* [DESCRIPTION OF THE TASK]
List each line of the data that holds the word "Connector".

— begin RECORDS TO USE —

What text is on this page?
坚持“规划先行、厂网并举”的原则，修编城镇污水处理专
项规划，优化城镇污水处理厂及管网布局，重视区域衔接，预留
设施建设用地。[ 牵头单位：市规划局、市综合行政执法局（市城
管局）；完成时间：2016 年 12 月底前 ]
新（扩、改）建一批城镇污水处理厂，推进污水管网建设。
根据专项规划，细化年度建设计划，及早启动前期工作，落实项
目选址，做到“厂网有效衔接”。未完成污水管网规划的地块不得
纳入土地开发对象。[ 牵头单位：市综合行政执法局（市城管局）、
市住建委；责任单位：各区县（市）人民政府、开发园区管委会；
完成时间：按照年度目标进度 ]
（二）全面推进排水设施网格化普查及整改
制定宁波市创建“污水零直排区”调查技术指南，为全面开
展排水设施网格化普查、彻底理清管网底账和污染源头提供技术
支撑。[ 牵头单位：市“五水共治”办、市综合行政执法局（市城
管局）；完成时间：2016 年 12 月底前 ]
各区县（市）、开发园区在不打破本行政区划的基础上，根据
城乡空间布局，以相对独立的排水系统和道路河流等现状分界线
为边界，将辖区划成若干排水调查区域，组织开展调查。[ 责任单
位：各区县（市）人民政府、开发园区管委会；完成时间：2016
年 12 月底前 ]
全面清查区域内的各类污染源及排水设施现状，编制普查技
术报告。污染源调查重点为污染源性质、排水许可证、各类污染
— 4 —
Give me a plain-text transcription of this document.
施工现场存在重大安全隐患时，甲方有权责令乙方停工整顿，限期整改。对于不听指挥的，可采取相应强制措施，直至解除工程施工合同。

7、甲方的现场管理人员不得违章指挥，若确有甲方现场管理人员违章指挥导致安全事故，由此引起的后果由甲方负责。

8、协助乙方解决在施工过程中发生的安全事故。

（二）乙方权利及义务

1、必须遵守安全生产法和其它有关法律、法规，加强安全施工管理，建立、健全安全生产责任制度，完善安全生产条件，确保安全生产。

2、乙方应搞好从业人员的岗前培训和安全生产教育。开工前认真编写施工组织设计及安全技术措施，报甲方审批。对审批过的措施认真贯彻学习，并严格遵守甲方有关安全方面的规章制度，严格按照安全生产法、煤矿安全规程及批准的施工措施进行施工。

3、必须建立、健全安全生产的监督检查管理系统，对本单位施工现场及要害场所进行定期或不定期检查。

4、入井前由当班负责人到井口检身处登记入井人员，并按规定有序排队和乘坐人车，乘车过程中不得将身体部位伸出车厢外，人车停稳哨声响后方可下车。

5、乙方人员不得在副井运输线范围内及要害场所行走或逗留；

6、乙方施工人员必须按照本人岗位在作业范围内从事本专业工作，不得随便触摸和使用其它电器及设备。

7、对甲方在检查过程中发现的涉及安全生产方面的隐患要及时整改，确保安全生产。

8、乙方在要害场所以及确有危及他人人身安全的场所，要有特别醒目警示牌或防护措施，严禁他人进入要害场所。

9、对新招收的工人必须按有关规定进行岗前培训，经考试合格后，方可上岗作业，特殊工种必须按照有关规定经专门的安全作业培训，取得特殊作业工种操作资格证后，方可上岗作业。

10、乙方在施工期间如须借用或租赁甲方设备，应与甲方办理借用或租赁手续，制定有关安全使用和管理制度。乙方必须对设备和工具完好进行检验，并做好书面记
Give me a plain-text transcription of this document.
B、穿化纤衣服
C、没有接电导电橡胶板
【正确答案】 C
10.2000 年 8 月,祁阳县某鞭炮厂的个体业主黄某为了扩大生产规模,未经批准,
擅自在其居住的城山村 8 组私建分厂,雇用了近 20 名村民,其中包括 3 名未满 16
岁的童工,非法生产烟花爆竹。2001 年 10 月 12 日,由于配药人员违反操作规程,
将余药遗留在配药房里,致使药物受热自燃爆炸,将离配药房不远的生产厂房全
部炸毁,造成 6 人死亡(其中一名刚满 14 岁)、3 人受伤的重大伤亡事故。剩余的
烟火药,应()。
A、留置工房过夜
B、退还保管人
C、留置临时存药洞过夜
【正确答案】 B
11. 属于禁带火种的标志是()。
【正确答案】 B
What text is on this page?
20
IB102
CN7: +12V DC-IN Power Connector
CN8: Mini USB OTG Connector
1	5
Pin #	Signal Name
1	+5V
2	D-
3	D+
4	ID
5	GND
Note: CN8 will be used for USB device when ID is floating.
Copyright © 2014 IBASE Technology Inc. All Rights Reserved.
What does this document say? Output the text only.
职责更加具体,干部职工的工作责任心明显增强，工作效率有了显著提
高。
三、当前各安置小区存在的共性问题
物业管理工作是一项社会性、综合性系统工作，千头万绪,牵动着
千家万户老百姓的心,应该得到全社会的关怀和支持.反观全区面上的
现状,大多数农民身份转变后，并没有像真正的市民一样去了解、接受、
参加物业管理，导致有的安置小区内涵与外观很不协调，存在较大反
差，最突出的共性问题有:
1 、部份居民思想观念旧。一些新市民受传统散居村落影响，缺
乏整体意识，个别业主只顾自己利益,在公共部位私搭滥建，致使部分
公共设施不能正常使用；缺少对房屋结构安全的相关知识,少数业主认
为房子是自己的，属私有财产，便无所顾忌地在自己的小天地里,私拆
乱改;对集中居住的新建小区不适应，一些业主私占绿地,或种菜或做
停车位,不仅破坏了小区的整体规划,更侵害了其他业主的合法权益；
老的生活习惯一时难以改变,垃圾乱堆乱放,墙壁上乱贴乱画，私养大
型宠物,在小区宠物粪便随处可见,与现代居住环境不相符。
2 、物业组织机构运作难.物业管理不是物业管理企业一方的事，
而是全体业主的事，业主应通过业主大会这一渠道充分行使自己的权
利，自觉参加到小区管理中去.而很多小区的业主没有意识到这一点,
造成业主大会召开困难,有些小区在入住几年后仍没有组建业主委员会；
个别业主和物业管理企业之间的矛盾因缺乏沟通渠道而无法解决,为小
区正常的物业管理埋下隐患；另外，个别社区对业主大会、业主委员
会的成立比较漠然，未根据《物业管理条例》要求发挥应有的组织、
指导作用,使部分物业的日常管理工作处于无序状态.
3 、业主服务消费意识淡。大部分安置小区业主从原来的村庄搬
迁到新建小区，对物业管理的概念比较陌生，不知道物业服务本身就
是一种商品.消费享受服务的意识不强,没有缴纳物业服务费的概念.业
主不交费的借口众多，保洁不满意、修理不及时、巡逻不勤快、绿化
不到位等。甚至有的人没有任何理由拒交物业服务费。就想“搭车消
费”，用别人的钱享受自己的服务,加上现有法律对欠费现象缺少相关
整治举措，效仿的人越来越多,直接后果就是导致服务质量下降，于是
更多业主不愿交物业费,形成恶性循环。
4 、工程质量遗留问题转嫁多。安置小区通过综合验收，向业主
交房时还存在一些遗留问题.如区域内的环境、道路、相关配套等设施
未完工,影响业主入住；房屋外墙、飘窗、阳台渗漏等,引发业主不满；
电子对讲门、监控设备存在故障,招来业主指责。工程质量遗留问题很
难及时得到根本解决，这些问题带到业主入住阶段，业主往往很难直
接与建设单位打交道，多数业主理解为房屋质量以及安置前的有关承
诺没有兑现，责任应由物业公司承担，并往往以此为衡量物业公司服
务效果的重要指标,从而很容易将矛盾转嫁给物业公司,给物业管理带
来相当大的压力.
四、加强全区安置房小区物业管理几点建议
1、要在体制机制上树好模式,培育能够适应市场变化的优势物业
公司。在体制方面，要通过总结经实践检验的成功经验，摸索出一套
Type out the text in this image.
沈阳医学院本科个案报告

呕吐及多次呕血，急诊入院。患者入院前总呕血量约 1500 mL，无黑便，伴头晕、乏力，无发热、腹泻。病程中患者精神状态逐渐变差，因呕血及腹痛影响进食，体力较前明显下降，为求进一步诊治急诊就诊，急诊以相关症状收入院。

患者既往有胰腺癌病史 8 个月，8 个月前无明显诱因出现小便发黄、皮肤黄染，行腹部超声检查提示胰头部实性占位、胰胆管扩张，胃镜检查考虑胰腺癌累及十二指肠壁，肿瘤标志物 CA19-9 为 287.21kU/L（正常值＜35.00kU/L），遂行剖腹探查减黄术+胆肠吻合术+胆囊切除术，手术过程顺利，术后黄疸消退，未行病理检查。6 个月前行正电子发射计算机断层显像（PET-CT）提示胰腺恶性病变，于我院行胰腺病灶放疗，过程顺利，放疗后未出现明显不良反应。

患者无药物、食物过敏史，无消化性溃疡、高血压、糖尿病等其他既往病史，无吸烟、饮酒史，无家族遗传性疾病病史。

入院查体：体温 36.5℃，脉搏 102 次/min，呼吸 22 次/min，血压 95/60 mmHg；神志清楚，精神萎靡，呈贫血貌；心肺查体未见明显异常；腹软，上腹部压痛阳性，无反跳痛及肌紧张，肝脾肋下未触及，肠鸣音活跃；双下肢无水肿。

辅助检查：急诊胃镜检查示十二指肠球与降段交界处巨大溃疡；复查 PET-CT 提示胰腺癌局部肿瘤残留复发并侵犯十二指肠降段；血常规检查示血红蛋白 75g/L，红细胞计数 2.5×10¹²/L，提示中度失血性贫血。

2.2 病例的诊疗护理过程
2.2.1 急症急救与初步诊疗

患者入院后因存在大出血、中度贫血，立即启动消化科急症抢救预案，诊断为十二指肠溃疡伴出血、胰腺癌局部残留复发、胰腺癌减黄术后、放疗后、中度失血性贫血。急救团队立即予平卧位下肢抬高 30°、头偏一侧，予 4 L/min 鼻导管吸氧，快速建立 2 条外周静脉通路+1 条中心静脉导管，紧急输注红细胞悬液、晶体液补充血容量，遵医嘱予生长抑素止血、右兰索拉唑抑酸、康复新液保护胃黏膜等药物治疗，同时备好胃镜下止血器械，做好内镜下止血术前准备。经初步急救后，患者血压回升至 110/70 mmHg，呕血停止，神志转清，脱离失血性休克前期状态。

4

— end RECORDS TO USE —

* [FULL RESPONSE]
CN7: +12V DC-IN Power Connector
CN8: Mini USB OTG Connector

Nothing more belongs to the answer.